— start Stored data —

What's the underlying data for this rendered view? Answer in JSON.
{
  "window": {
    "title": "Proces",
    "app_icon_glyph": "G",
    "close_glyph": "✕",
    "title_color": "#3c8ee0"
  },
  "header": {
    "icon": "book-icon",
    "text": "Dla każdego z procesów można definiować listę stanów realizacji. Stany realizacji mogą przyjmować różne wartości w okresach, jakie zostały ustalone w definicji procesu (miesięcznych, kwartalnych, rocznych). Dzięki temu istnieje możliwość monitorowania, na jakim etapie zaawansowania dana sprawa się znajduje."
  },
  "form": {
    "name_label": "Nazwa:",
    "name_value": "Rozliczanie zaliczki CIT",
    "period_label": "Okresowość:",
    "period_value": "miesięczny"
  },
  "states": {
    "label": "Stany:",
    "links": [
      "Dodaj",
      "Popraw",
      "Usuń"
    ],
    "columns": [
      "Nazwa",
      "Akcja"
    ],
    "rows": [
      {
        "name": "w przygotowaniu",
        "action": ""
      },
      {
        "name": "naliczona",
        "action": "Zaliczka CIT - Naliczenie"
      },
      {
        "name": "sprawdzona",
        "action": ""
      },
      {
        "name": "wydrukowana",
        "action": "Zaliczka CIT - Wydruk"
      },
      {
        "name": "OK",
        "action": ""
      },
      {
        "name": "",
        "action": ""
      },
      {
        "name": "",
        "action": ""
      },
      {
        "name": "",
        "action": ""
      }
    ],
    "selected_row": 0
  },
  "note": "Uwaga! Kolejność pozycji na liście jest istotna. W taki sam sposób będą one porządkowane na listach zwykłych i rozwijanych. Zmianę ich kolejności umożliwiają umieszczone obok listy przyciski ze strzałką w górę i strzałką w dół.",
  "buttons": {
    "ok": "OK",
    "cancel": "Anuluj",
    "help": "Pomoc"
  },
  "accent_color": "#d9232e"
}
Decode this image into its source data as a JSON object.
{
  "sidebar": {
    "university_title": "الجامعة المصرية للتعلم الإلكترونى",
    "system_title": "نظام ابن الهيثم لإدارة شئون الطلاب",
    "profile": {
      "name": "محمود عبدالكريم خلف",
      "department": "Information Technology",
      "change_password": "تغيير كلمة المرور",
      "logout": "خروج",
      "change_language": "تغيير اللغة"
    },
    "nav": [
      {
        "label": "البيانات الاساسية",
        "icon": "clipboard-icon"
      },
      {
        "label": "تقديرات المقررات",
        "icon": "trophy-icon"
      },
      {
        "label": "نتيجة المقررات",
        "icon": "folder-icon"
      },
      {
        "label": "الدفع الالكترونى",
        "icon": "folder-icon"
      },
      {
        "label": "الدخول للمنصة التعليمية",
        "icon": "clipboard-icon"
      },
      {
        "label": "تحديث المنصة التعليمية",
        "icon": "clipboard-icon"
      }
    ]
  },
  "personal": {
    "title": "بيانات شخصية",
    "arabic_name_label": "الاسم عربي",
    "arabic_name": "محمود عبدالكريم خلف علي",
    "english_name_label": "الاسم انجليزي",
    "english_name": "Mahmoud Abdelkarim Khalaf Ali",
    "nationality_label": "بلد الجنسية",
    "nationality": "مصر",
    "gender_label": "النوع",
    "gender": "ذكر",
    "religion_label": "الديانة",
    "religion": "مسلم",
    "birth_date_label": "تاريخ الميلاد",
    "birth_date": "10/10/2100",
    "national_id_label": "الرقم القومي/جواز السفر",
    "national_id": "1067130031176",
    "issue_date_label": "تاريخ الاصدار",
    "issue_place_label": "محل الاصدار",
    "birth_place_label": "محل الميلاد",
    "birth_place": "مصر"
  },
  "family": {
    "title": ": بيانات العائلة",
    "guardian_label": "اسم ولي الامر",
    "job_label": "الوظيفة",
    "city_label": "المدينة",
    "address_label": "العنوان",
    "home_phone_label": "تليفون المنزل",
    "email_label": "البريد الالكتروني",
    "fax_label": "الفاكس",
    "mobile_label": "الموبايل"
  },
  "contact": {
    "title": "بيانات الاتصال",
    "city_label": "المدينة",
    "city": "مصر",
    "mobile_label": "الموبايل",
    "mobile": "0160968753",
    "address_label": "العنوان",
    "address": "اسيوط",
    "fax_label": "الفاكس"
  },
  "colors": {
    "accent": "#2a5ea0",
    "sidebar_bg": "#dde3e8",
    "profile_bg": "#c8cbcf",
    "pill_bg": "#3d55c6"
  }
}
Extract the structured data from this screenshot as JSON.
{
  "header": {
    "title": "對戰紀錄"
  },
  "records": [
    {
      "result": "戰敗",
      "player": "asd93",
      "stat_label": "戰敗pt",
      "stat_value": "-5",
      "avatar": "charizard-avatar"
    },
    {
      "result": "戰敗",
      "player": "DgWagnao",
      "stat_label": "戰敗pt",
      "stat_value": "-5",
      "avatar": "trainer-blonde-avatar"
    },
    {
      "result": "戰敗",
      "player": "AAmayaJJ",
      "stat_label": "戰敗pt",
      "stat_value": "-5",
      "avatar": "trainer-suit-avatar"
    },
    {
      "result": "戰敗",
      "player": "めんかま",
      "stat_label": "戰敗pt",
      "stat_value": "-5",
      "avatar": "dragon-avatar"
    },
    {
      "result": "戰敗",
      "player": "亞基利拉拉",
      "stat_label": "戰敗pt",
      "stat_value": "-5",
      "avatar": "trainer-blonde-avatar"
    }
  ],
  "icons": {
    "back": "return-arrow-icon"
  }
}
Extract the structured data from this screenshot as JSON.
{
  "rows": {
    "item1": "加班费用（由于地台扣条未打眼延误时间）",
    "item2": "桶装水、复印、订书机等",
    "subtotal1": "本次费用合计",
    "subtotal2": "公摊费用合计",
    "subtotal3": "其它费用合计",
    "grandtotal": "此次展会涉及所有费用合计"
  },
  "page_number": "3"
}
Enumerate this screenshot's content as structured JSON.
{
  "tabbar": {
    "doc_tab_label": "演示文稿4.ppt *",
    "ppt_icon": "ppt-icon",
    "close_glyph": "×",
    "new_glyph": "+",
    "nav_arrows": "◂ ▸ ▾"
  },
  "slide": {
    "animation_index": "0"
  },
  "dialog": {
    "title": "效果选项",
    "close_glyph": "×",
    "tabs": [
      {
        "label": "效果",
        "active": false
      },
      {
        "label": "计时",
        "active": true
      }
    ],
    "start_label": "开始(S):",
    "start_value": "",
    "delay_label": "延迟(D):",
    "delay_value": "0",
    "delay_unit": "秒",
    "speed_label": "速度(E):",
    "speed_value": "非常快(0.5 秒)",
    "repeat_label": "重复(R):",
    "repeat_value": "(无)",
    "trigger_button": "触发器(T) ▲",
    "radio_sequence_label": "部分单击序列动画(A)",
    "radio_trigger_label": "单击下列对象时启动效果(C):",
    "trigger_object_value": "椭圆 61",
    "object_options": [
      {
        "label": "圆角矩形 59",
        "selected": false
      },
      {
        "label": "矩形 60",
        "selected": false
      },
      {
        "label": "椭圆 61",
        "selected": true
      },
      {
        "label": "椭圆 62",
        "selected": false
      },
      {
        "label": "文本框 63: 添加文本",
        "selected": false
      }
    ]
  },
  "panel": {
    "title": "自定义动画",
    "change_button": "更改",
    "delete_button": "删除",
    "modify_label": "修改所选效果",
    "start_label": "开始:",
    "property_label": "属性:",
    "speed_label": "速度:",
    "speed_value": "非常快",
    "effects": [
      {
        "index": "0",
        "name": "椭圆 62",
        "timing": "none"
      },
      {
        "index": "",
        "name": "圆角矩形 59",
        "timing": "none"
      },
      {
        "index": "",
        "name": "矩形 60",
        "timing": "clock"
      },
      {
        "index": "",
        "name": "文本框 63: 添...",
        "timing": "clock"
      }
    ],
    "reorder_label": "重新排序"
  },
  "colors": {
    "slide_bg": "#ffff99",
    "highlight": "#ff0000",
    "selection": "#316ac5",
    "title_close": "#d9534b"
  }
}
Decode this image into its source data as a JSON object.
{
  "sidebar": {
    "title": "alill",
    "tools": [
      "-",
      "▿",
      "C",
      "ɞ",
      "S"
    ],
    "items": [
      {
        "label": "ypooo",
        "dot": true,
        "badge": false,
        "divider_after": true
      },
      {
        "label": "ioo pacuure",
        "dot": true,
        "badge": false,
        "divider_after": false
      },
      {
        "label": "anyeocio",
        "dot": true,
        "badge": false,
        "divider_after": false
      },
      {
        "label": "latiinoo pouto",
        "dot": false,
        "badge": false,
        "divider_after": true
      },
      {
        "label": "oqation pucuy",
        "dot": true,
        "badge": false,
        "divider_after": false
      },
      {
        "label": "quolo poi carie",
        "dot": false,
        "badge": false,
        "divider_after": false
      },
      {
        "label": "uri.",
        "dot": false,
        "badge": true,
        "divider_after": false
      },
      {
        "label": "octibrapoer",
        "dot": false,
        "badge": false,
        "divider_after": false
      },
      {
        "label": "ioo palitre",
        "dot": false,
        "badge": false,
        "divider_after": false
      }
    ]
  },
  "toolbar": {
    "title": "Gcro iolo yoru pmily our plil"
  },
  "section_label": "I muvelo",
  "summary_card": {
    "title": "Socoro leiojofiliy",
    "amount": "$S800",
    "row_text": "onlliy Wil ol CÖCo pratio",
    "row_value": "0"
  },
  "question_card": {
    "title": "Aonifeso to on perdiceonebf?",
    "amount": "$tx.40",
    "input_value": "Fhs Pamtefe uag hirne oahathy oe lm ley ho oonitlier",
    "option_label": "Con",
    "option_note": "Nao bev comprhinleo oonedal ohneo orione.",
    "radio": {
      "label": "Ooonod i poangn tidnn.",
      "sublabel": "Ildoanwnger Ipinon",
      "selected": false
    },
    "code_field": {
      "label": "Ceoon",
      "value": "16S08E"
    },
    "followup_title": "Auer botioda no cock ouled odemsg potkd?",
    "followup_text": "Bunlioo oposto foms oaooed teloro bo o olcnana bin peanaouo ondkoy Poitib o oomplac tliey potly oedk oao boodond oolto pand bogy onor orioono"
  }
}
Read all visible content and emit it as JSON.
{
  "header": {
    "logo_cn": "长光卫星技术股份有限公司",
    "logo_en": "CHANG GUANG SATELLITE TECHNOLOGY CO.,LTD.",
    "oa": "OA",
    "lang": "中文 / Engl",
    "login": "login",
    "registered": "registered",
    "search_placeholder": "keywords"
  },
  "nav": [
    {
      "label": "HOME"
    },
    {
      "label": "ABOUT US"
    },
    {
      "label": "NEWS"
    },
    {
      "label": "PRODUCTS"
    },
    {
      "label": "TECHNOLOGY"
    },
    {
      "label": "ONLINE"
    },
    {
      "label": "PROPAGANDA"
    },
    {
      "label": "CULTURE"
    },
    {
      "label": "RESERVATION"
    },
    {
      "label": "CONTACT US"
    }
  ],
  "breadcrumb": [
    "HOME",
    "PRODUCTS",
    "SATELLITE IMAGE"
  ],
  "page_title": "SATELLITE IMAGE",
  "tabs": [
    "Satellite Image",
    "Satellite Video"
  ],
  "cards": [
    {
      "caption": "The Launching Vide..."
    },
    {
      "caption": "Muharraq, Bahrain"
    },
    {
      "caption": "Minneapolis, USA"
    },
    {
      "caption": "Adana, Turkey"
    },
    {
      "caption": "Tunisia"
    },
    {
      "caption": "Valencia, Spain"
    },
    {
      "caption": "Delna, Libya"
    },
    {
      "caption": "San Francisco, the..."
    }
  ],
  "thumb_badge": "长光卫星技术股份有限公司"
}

— end Stored data —

• Task
Gather, from the listing above, every line carrying the word "التعليمية".

• Result of this task
        "label": "الدخول للمنصة التعليمية",
        "label": "تحديث المنصة التعليمية",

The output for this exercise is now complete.